On Jul 9, 2007, at 22:30, J.Pietschmann wrote:
a_l.delmelle wrote in a bugzilla entry:
Hyphenation is, in fact, only applicable to pure alphabetical
Well, no. The pattern based hyphenator can deal with any Unicode
characters (apart from digits, whitespace and the dot, which have
a special meaning in the pattern definitions). If the word parser
would use the character classes from the active pattern file for
parsing words, basically anything could be used. This would only
need a proper interface for retrieving the character classes. The
class canonicalization could even be folded into the parsing process
for better performance.
OK, I see the possibilities. The fact that digits have this special
meaning in the patterns does have its reasons, though.
I have yet to encounter a text in which anything was hyphenated but
words. Dates or timestamps? Digits? Serial numbers? E-mail addresses?
Never seen any of those hyphenated. Wrapped, sometimes, but never
Looked around a bit, and combining 'hyphenation' and 'numbers' only
got me in the direction of hyphenation /of/ numbers when spelled out
completely --as words.
So what I meant by that statement was: Hyphenation makes sense only
in the context of written text, as in relation to a dictionary.
Seems to me the reporter is wrong to expect that sequence of 80+
digits to be hyphenated under any circumstance, and even the comma-
case... Easy enough to come up with such oddities, but when would you
ever really need that? And more importantly: Is it really hyphenation
you would need then?

════════

• [Goal 1]
In the hyphenation thread, which characters does the pattern-based hyphenator set apart from the other Unicode characters it can handle?
• [Goal 2]
Return each line of the rows that contains the string "genuinely".
The rows have nothing to do with the hyphenation thread above.

════════

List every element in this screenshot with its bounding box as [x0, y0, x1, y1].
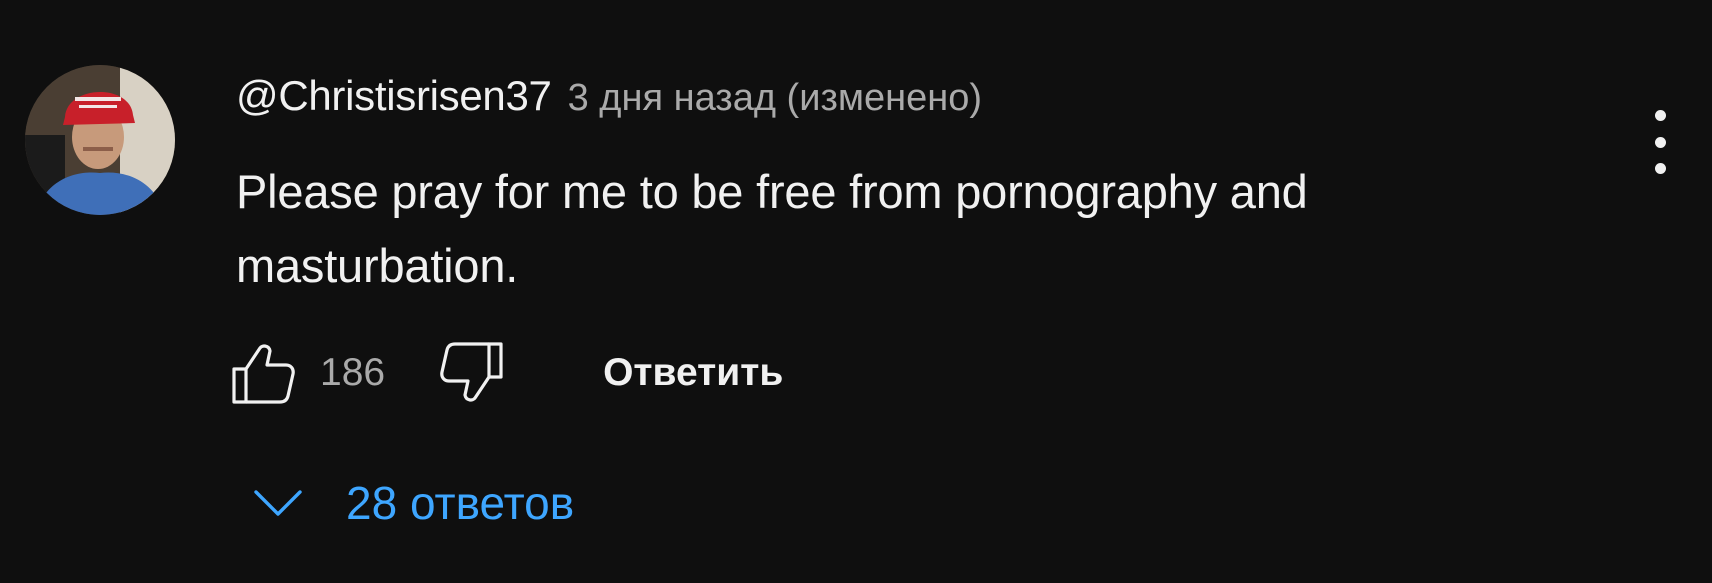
- avatar-image: [25, 65, 175, 215]
- comment-timestamp[interactable]: 3 дня назад (изменено): [568, 77, 982, 120]
- show-replies-button[interactable]: 28 ответов: [250, 468, 574, 538]
- dislike-button[interactable]: [435, 338, 507, 408]
- reply-button[interactable]: Ответить: [603, 351, 783, 395]
- thumbs-up-icon: [232, 344, 295, 404]
- comment-text: Please pray for me to be free from porno…: [236, 165, 1308, 292]
- chevron-down-icon: [250, 483, 306, 523]
- more-options-button[interactable]: [1640, 110, 1680, 174]
- thumbs-down-icon: [440, 342, 503, 402]
- comment-actions: 186 Ответить: [228, 338, 783, 408]
- like-count: 186: [320, 351, 386, 394]
- replies-count-label: 28 ответов: [346, 477, 575, 529]
- more-vertical-icon-dot-2: [1654, 136, 1666, 148]
- avatar[interactable]: [25, 65, 175, 215]
- author-name[interactable]: @Christisrisen37: [236, 72, 552, 120]
- like-button[interactable]: [228, 338, 300, 408]
- more-vertical-icon: [1654, 110, 1666, 121]
- comment-header: @Christisrisen37 3 дня назад (изменено): [236, 72, 982, 120]
- more-vertical-icon-dot-3: [1654, 163, 1666, 174]
- comment: @Christisrisen37 3 дня назад (изменено) …: [0, 0, 1712, 583]
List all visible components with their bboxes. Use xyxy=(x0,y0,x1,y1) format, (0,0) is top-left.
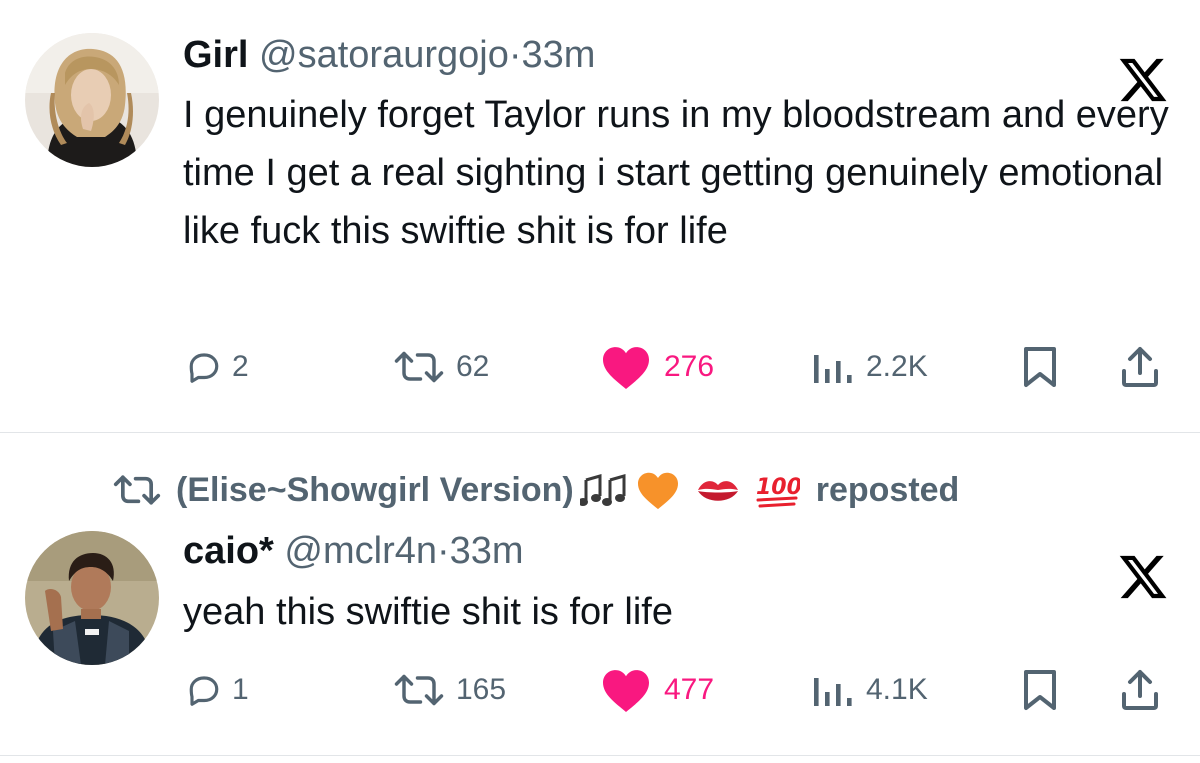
display-name[interactable]: caio* xyxy=(183,530,274,572)
reply-button[interactable]: 1 xyxy=(186,665,249,715)
bookmark-button[interactable] xyxy=(1020,342,1060,392)
views-count: 4.1K xyxy=(866,673,928,706)
repost-count: 165 xyxy=(456,673,507,706)
repost-context: (Elise~Showgirl Version) 100 reposted xyxy=(110,465,959,515)
share-icon xyxy=(1122,347,1158,387)
reply-count: 1 xyxy=(232,673,249,706)
tweet-text: yeah this swiftie shit is for life xyxy=(183,591,673,633)
reply-button[interactable]: 2 xyxy=(186,342,249,392)
heart-icon xyxy=(603,347,649,389)
share-icon xyxy=(1122,670,1158,710)
timestamp[interactable]: 33m xyxy=(450,530,524,572)
tweet[interactable]: Girl @satoraurgojo·33m I genuinely forge… xyxy=(0,0,1200,432)
bookmark-icon xyxy=(1024,347,1056,387)
action-bar: 2 62 276 2.2K xyxy=(0,342,1200,392)
tweet-text: I genuinely forget Taylor runs in my blo… xyxy=(183,94,1169,252)
reposter-name[interactable]: (Elise~Showgirl Version) xyxy=(176,471,574,510)
user-handle[interactable]: @mclr4n xyxy=(284,530,437,572)
views-chart-icon xyxy=(814,678,852,706)
tweet[interactable]: (Elise~Showgirl Version) 100 reposted ca… xyxy=(0,433,1200,755)
share-button[interactable] xyxy=(1118,342,1162,392)
repost-icon xyxy=(113,475,161,505)
reply-count: 2 xyxy=(232,350,249,383)
musical-notes-icon xyxy=(579,472,630,508)
avatar-image xyxy=(25,531,159,665)
like-count: 477 xyxy=(664,673,715,706)
views-count: 2.2K xyxy=(866,350,928,383)
reply-icon xyxy=(189,353,219,383)
like-count: 276 xyxy=(664,350,715,383)
repost-icon xyxy=(394,351,444,383)
reposted-label: reposted xyxy=(815,470,960,509)
repost-count: 62 xyxy=(456,350,490,383)
repost-button[interactable]: 165 xyxy=(392,665,506,715)
tweet-divider xyxy=(0,755,1200,756)
views-chart-icon xyxy=(814,355,852,383)
bookmark-button[interactable] xyxy=(1020,665,1060,715)
orange-heart-icon xyxy=(636,470,680,510)
display-name[interactable]: Girl xyxy=(183,34,248,76)
separator-dot: · xyxy=(436,530,450,572)
repost-icon xyxy=(394,674,444,706)
kiss-mark-icon xyxy=(694,472,742,508)
timestamp[interactable]: 33m xyxy=(522,34,596,76)
hundred-points-icon: 100 xyxy=(754,470,800,510)
heart-icon xyxy=(603,670,649,712)
views-button[interactable]: 2.2K xyxy=(808,342,928,392)
tweet-header: caio* @mclr4n·33m xyxy=(183,527,524,575)
user-handle[interactable]: @satoraurgojo xyxy=(259,34,509,76)
repost-button[interactable]: 62 xyxy=(392,342,489,392)
reply-icon xyxy=(189,676,219,706)
separator-dot: · xyxy=(508,34,522,76)
like-button[interactable]: 276 xyxy=(598,342,714,392)
action-bar: 1 165 477 4.1K xyxy=(0,665,1200,715)
avatar[interactable] xyxy=(25,531,159,665)
share-button[interactable] xyxy=(1118,665,1162,715)
tweet-header: Girl @satoraurgojo·33m xyxy=(183,31,595,79)
bookmark-icon xyxy=(1024,670,1056,710)
like-button[interactable]: 477 xyxy=(598,665,714,715)
avatar[interactable] xyxy=(25,33,159,167)
views-button[interactable]: 4.1K xyxy=(808,665,928,715)
svg-text:100: 100 xyxy=(756,475,800,500)
avatar-image xyxy=(25,33,159,167)
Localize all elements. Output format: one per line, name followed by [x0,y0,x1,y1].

════════

• [Result 1]
Digits, whitespace and the dot, because they have a special meaning in the pattern definitions.

• [Result 2]
tweet[interactable]: Girl @satoraurgojo·33m I genuinely forge… xyxy=(0,0,1200,432)
tweet-text: I genuinely forget Taylor runs in my blo… xyxy=(183,94,1169,252)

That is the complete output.